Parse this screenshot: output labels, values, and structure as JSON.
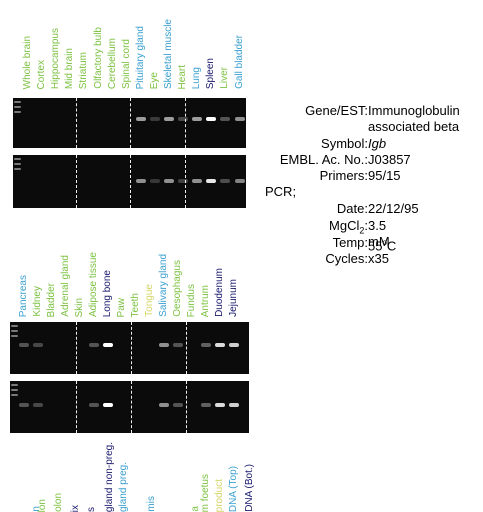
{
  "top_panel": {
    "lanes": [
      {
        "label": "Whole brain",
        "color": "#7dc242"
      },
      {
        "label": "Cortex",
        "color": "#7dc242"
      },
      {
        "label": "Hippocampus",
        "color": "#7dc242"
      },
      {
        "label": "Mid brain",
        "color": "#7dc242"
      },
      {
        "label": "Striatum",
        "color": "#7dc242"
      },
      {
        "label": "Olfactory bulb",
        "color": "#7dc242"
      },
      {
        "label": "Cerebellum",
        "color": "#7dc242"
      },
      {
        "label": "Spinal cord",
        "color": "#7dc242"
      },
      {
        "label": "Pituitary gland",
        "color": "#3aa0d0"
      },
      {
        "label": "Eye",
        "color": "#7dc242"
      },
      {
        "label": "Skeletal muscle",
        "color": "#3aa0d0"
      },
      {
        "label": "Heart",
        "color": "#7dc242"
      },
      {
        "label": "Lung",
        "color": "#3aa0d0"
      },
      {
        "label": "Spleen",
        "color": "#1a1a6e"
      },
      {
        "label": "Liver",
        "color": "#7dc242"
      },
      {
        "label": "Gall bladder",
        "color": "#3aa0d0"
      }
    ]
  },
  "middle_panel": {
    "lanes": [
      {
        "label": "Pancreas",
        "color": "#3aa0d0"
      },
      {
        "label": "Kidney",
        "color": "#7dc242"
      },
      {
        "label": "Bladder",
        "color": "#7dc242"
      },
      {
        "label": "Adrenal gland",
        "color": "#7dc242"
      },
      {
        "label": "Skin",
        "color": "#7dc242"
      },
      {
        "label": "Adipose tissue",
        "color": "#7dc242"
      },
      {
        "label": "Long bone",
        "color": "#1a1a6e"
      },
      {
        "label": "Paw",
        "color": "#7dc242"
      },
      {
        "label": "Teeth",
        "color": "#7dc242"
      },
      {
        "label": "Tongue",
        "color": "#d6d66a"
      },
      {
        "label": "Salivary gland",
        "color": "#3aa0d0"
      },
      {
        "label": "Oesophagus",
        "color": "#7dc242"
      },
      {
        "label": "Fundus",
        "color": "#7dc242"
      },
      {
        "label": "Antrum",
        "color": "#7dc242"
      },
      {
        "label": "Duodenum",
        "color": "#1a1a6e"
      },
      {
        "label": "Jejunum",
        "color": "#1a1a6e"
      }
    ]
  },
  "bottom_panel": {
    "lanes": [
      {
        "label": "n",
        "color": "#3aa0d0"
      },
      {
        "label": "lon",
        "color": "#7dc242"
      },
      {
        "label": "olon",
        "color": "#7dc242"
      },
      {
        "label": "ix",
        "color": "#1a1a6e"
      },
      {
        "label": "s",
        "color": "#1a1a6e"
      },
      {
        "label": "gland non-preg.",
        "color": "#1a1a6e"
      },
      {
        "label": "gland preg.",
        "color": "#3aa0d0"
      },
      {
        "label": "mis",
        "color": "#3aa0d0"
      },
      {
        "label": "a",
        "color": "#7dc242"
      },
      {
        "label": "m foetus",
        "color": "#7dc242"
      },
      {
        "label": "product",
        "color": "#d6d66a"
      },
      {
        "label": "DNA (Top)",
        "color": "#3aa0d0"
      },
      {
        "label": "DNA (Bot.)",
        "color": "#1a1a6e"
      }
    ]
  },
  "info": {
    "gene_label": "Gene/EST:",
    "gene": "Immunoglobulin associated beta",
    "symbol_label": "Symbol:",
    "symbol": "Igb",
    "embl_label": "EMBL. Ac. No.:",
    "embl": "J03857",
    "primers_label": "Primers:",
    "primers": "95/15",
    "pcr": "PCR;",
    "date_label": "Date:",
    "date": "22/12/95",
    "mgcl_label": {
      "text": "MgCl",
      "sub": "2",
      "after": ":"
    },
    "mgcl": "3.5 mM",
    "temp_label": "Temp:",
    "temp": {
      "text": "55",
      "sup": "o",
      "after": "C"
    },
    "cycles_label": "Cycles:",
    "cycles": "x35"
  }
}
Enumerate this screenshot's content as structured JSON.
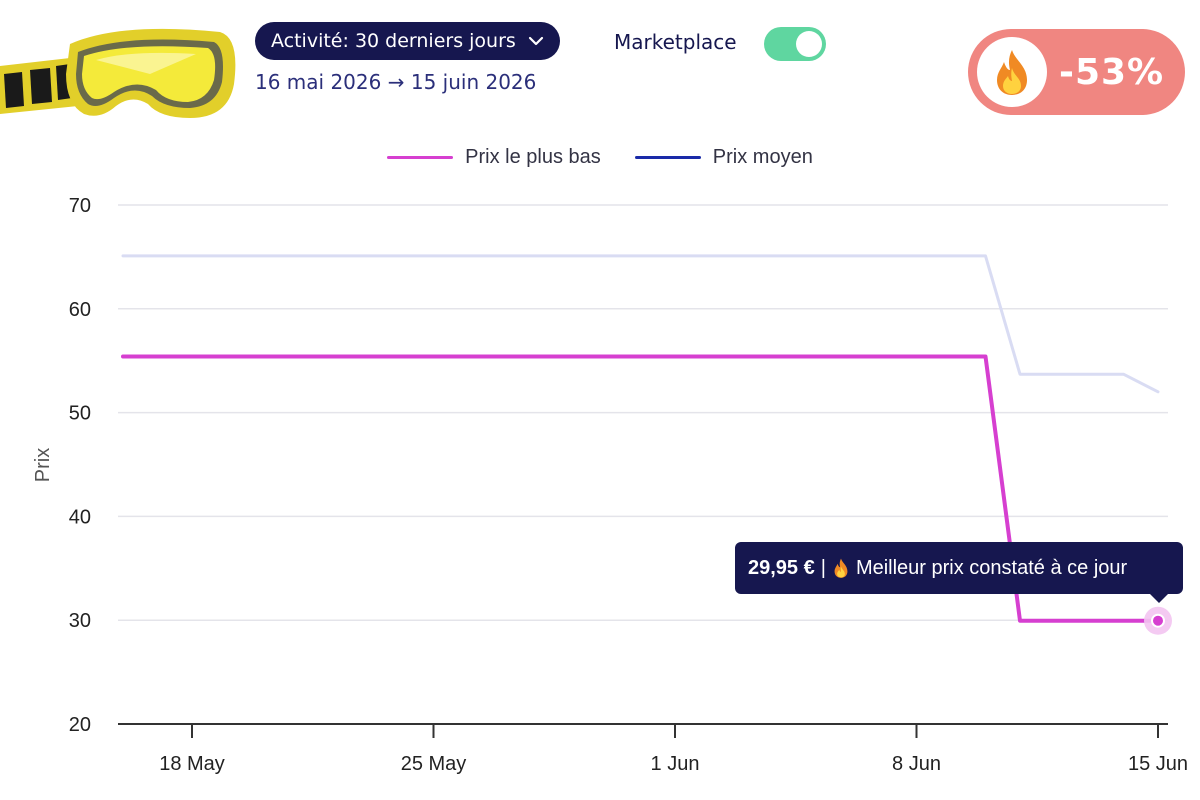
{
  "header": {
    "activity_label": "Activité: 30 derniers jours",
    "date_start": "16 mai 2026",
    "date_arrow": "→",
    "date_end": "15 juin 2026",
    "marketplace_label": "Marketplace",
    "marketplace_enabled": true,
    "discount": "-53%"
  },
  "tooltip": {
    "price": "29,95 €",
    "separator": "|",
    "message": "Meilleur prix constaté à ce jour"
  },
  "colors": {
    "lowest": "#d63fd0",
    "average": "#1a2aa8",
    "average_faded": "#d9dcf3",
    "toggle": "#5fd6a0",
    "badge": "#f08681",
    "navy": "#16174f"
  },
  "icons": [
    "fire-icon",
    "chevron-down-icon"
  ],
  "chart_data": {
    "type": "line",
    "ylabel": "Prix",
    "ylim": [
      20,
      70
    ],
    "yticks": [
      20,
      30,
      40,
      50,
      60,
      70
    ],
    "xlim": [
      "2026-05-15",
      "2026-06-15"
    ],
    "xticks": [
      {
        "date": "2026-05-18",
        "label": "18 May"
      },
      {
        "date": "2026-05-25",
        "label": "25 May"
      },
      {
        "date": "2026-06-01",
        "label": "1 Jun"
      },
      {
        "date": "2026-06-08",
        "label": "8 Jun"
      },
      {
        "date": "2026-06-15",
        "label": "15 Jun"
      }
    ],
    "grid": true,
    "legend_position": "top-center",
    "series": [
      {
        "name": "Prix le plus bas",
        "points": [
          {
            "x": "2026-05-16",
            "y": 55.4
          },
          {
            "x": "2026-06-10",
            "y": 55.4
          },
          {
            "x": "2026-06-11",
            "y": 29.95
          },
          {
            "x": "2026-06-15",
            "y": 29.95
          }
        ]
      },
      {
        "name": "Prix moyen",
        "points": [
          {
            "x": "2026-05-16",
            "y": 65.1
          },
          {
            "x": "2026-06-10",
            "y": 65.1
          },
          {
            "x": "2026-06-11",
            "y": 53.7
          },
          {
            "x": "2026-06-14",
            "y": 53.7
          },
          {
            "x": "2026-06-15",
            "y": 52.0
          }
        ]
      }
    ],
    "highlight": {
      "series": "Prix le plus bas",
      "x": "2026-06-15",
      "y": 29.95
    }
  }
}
════════
• _To be done_: Skip every picture and transcribe the data above exactly.

• _Expected output_:
Parse this screenshot: output labels, values, and structure as JSON.
{
  "top_panel": {
    "lanes": [
      {
        "label": "Whole brain",
        "color": "#7dc242"
      },
      {
        "label": "Cortex",
        "color": "#7dc242"
      },
      {
        "label": "Hippocampus",
        "color": "#7dc242"
      },
      {
        "label": "Mid brain",
        "color": "#7dc242"
      },
      {
        "label": "Striatum",
        "color": "#7dc242"
      },
      {
        "label": "Olfactory bulb",
        "color": "#7dc242"
      },
      {
        "label": "Cerebellum",
        "color": "#7dc242"
      },
      {
        "label": "Spinal cord",
        "color": "#7dc242"
      },
      {
        "label": "Pituitary gland",
        "color": "#3aa0d0"
      },
      {
        "label": "Eye",
        "color": "#7dc242"
      },
      {
        "label": "Skeletal muscle",
        "color": "#3aa0d0"
      },
      {
        "label": "Heart",
        "color": "#7dc242"
      },
      {
        "label": "Lung",
        "color": "#3aa0d0"
      },
      {
        "label": "Spleen",
        "color": "#1a1a6e"
      },
      {
        "label": "Liver",
        "color": "#7dc242"
      },
      {
        "label": "Gall bladder",
        "color": "#3aa0d0"
      }
    ]
  },
  "middle_panel": {
    "lanes": [
      {
        "label": "Pancreas",
        "color": "#3aa0d0"
      },
      {
        "label": "Kidney",
        "color": "#7dc242"
      },
      {
        "label": "Bladder",
        "color": "#7dc242"
      },
      {
        "label": "Adrenal gland",
        "color": "#7dc242"
      },
      {
        "label": "Skin",
        "color": "#7dc242"
      },
      {
        "label": "Adipose tissue",
        "color": "#7dc242"
      },
      {
        "label": "Long bone",
        "color": "#1a1a6e"
      },
      {
        "label": "Paw",
        "color": "#7dc242"
      },
      {
        "label": "Teeth",
        "color": "#7dc242"
      },
      {
        "label": "Tongue",
        "color": "#d6d66a"
      },
      {
        "label": "Salivary gland",
        "color": "#3aa0d0"
      },
      {
        "label": "Oesophagus",
        "color": "#7dc242"
      },
      {
        "label": "Fundus",
        "color": "#7dc242"
      },
      {
        "label": "Antrum",
        "color": "#7dc242"
      },
      {
        "label": "Duodenum",
        "color": "#1a1a6e"
      },
      {
        "label": "Jejunum",
        "color": "#1a1a6e"
      }
    ]
  },
  "bottom_panel": {
    "lanes": [
      {
        "label": "n",
        "color": "#3aa0d0"
      },
      {
        "label": "lon",
        "color": "#7dc242"
      },
      {
        "label": "olon",
        "color": "#7dc242"
      },
      {
        "label": "ix",
        "color": "#1a1a6e"
      },
      {
        "label": "s",
        "color": "#1a1a6e"
      },
      {
        "label": "gland non-preg.",
        "color": "#1a1a6e"
      },
      {
        "label": "gland preg.",
        "color": "#3aa0d0"
      },
      {
        "label": "mis",
        "color": "#3aa0d0"
      },
      {
        "label": "a",
        "color": "#7dc242"
      },
      {
        "label": "m foetus",
        "color": "#7dc242"
      },
      {
        "label": "product",
        "color": "#d6d66a"
      },
      {
        "label": "DNA (Top)",
        "color": "#3aa0d0"
      },
      {
        "label": "DNA (Bot.)",
        "color": "#1a1a6e"
      }
    ]
  },
  "info": {
    "gene_label": "Gene/EST:",
    "gene": "Immunoglobulin associated beta",
    "symbol_label": "Symbol:",
    "symbol": "Igb",
    "embl_label": "EMBL. Ac. No.:",
    "embl": "J03857",
    "primers_label": "Primers:",
    "primers": "95/15",
    "pcr": "PCR;",
    "date_label": "Date:",
    "date": "22/12/95",
    "mgcl_label": {
      "text": "MgCl",
      "sub": "2",
      "after": ":"
    },
    "mgcl": "3.5 mM",
    "temp_label": "Temp:",
    "temp": {
      "text": "55",
      "sup": "o",
      "after": "C"
    },
    "cycles_label": "Cycles:",
    "cycles": "x35"
  }
}
Enumerate this screenshot's content as structured JSON.
{
  "header": {
    "activity_label": "Activité: 30 derniers jours",
    "date_start": "16 mai 2026",
    "date_arrow": "→",
    "date_end": "15 juin 2026",
    "marketplace_label": "Marketplace",
    "marketplace_enabled": true,
    "discount": "-53%"
  },
  "tooltip": {
    "price": "29,95 €",
    "separator": "|",
    "message": "Meilleur prix constaté à ce jour"
  },
  "colors": {
    "lowest": "#d63fd0",
    "average": "#1a2aa8",
    "average_faded": "#d9dcf3",
    "toggle": "#5fd6a0",
    "badge": "#f08681",
    "navy": "#16174f"
  },
  "icons": [
    "fire-icon",
    "chevron-down-icon"
  ],
  "chart_data": {
    "type": "line",
    "ylabel": "Prix",
    "ylim": [
      20,
      70
    ],
    "yticks": [
      20,
      30,
      40,
      50,
      60,
      70
    ],
    "xlim": [
      "2026-05-15",
      "2026-06-15"
    ],
    "xticks": [
      {
        "date": "2026-05-18",
        "label": "18 May"
      },
      {
        "date": "2026-05-25",
        "label": "25 May"
      },
      {
        "date": "2026-06-01",
        "label": "1 Jun"
      },
      {
        "date": "2026-06-08",
        "label": "8 Jun"
      },
      {
        "date": "2026-06-15",
        "label": "15 Jun"
      }
    ],
    "grid": true,
    "legend_position": "top-center",
    "series": [
      {
        "name": "Prix le plus bas",
        "points": [
          {
            "x": "2026-05-16",
            "y": 55.4
          },
          {
            "x": "2026-06-10",
            "y": 55.4
          },
          {
            "x": "2026-06-11",
            "y": 29.95
          },
          {
            "x": "2026-06-15",
            "y": 29.95
          }
        ]
      },
      {
        "name": "Prix moyen",
        "points": [
          {
            "x": "2026-05-16",
            "y": 65.1
          },
          {
            "x": "2026-06-10",
            "y": 65.1
          },
          {
            "x": "2026-06-11",
            "y": 53.7
          },
          {
            "x": "2026-06-14",
            "y": 53.7
          },
          {
            "x": "2026-06-15",
            "y": 52.0
          }
        ]
      }
    ],
    "highlight": {
      "series": "Prix le plus bas",
      "x": "2026-06-15",
      "y": 29.95
    }
  }
}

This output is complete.